Transcribe the material below exactly as it appears.
□ □ □
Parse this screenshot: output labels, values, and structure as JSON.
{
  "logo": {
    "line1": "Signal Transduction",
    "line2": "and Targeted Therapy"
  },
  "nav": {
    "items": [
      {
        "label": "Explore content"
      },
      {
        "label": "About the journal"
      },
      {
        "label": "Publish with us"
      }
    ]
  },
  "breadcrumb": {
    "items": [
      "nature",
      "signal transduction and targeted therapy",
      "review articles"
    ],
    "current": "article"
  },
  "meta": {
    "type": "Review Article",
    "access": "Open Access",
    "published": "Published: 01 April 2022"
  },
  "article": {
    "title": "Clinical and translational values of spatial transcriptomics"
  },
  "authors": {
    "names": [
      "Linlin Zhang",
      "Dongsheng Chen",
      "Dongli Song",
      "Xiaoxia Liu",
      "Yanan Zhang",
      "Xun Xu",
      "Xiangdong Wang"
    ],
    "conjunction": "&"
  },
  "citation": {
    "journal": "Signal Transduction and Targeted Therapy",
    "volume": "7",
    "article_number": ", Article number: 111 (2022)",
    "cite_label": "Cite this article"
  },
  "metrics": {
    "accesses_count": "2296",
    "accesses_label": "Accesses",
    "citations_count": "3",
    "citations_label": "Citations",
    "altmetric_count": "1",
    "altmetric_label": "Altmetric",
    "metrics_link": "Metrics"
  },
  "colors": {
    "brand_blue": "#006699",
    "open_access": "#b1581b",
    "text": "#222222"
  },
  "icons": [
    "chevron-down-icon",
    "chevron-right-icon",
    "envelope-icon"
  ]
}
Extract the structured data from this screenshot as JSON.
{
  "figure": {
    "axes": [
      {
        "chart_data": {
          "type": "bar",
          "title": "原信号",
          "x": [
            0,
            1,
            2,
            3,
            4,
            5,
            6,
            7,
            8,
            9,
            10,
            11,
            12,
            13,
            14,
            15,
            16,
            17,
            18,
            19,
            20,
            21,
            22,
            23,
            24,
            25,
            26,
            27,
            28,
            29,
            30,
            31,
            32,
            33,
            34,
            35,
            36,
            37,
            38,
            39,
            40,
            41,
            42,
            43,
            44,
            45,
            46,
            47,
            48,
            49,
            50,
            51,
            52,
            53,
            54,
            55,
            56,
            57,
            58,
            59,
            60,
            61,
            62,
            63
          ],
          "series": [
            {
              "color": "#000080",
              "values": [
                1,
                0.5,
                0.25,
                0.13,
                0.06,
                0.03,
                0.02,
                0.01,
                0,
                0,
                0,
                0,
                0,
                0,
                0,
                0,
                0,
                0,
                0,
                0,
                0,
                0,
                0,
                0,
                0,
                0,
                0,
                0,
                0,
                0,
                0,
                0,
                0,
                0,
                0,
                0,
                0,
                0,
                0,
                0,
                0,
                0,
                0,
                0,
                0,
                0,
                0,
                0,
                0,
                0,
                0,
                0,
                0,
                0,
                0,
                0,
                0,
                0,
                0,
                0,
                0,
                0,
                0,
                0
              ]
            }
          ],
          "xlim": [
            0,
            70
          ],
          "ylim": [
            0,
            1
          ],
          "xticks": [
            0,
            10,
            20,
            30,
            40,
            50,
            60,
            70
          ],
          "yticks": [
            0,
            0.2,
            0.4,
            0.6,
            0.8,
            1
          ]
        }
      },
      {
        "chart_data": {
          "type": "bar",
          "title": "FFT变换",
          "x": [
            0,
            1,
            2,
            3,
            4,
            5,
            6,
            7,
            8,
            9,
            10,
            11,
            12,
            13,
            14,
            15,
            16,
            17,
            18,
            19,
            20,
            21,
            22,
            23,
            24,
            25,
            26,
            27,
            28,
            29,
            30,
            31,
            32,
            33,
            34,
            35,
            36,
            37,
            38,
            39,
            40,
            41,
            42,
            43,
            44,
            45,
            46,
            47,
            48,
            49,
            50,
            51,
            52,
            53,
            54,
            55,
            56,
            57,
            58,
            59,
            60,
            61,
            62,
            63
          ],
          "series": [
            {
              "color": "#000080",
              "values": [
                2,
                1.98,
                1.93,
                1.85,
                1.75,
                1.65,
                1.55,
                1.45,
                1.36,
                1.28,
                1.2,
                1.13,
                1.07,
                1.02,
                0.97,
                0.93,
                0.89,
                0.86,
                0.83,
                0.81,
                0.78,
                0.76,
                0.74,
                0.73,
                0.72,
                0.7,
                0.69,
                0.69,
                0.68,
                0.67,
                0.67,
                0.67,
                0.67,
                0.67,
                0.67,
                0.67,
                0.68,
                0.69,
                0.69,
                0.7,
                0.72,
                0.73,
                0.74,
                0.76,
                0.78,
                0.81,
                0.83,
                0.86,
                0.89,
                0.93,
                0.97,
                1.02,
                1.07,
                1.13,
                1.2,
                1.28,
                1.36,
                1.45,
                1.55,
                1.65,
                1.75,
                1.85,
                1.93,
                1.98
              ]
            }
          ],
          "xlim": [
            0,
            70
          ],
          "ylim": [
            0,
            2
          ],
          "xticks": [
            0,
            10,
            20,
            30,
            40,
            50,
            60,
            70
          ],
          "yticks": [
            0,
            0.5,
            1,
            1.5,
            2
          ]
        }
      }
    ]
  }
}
□ □ □
Response →
Parse this screenshot: output labels, values, and structure as JSON.
{
  "logo": {
    "line1": "Signal Transduction",
    "line2": "and Targeted Therapy"
  },
  "nav": {
    "items": [
      {
        "label": "Explore content"
      },
      {
        "label": "About the journal"
      },
      {
        "label": "Publish with us"
      }
    ]
  },
  "breadcrumb": {
    "items": [
      "nature",
      "signal transduction and targeted therapy",
      "review articles"
    ],
    "current": "article"
  },
  "meta": {
    "type": "Review Article",
    "access": "Open Access",
    "published": "Published: 01 April 2022"
  },
  "article": {
    "title": "Clinical and translational values of spatial transcriptomics"
  },
  "authors": {
    "names": [
      "Linlin Zhang",
      "Dongsheng Chen",
      "Dongli Song",
      "Xiaoxia Liu",
      "Yanan Zhang",
      "Xun Xu",
      "Xiangdong Wang"
    ],
    "conjunction": "&"
  },
  "citation": {
    "journal": "Signal Transduction and Targeted Therapy",
    "volume": "7",
    "article_number": ", Article number: 111 (2022)",
    "cite_label": "Cite this article"
  },
  "metrics": {
    "accesses_count": "2296",
    "accesses_label": "Accesses",
    "citations_count": "3",
    "citations_label": "Citations",
    "altmetric_count": "1",
    "altmetric_label": "Altmetric",
    "metrics_link": "Metrics"
  },
  "colors": {
    "brand_blue": "#006699",
    "open_access": "#b1581b",
    "text": "#222222"
  },
  "icons": [
    "chevron-down-icon",
    "chevron-right-icon",
    "envelope-icon"
  ]
}
Extract the structured data from this screenshot as JSON.
{
  "figure": {
    "axes": [
      {
        "chart_data": {
          "type": "bar",
          "title": "原信号",
          "x": [
            0,
            1,
            2,
            3,
            4,
            5,
            6,
            7,
            8,
            9,
            10,
            11,
            12,
            13,
            14,
            15,
            16,
            17,
            18,
            19,
            20,
            21,
            22,
            23,
            24,
            25,
            26,
            27,
            28,
            29,
            30,
            31,
            32,
            33,
            34,
            35,
            36,
            37,
            38,
            39,
            40,
            41,
            42,
            43,
            44,
            45,
            46,
            47,
            48,
            49,
            50,
            51,
            52,
            53,
            54,
            55,
            56,
            57,
            58,
            59,
            60,
            61,
            62,
            63
          ],
          "series": [
            {
              "color": "#000080",
              "values": [
                1,
                0.5,
                0.25,
                0.13,
                0.06,
                0.03,
                0.02,
                0.01,
                0,
                0,
                0,
                0,
                0,
                0,
                0,
                0,
                0,
                0,
                0,
                0,
                0,
                0,
                0,
                0,
                0,
                0,
                0,
                0,
                0,
                0,
                0,
                0,
                0,
                0,
                0,
                0,
                0,
                0,
                0,
                0,
                0,
                0,
                0,
                0,
                0,
                0,
                0,
                0,
                0,
                0,
                0,
                0,
                0,
                0,
                0,
                0,
                0,
                0,
                0,
                0,
                0,
                0,
                0,
                0
              ]
            }
          ],
          "xlim": [
            0,
            70
          ],
          "ylim": [
            0,
            1
          ],
          "xticks": [
            0,
            10,
            20,
            30,
            40,
            50,
            60,
            70
          ],
          "yticks": [
            0,
            0.2,
            0.4,
            0.6,
            0.8,
            1
          ]
        }
      },
      {
        "chart_data": {
          "type": "bar",
          "title": "FFT变换",
          "x": [
            0,
            1,
            2,
            3,
            4,
            5,
            6,
            7,
            8,
            9,
            10,
            11,
            12,
            13,
            14,
            15,
            16,
            17,
            18,
            19,
            20,
            21,
            22,
            23,
            24,
            25,
            26,
            27,
            28,
            29,
            30,
            31,
            32,
            33,
            34,
            35,
            36,
            37,
            38,
            39,
            40,
            41,
            42,
            43,
            44,
            45,
            46,
            47,
            48,
            49,
            50,
            51,
            52,
            53,
            54,
            55,
            56,
            57,
            58,
            59,
            60,
            61,
            62,
            63
          ],
          "series": [
            {
              "color": "#000080",
              "values": [
                2,
                1.98,
                1.93,
                1.85,
                1.75,
                1.65,
                1.55,
                1.45,
                1.36,
                1.28,
                1.2,
                1.13,
                1.07,
                1.02,
                0.97,
                0.93,
                0.89,
                0.86,
                0.83,
                0.81,
                0.78,
                0.76,
                0.74,
                0.73,
                0.72,
                0.7,
                0.69,
                0.69,
                0.68,
                0.67,
                0.67,
                0.67,
                0.67,
                0.67,
                0.67,
                0.67,
                0.68,
                0.69,
                0.69,
                0.7,
                0.72,
                0.73,
                0.74,
                0.76,
                0.78,
                0.81,
                0.83,
                0.86,
                0.89,
                0.93,
                0.97,
                1.02,
                1.07,
                1.13,
                1.2,
                1.28,
                1.36,
                1.45,
                1.55,
                1.65,
                1.75,
                1.85,
                1.93,
                1.98
              ]
            }
          ],
          "xlim": [
            0,
            70
          ],
          "ylim": [
            0,
            2
          ],
          "xticks": [
            0,
            10,
            20,
            30,
            40,
            50,
            60,
            70
          ],
          "yticks": [
            0,
            0.5,
            1,
            1.5,
            2
          ]
        }
      }
    ]
  }
}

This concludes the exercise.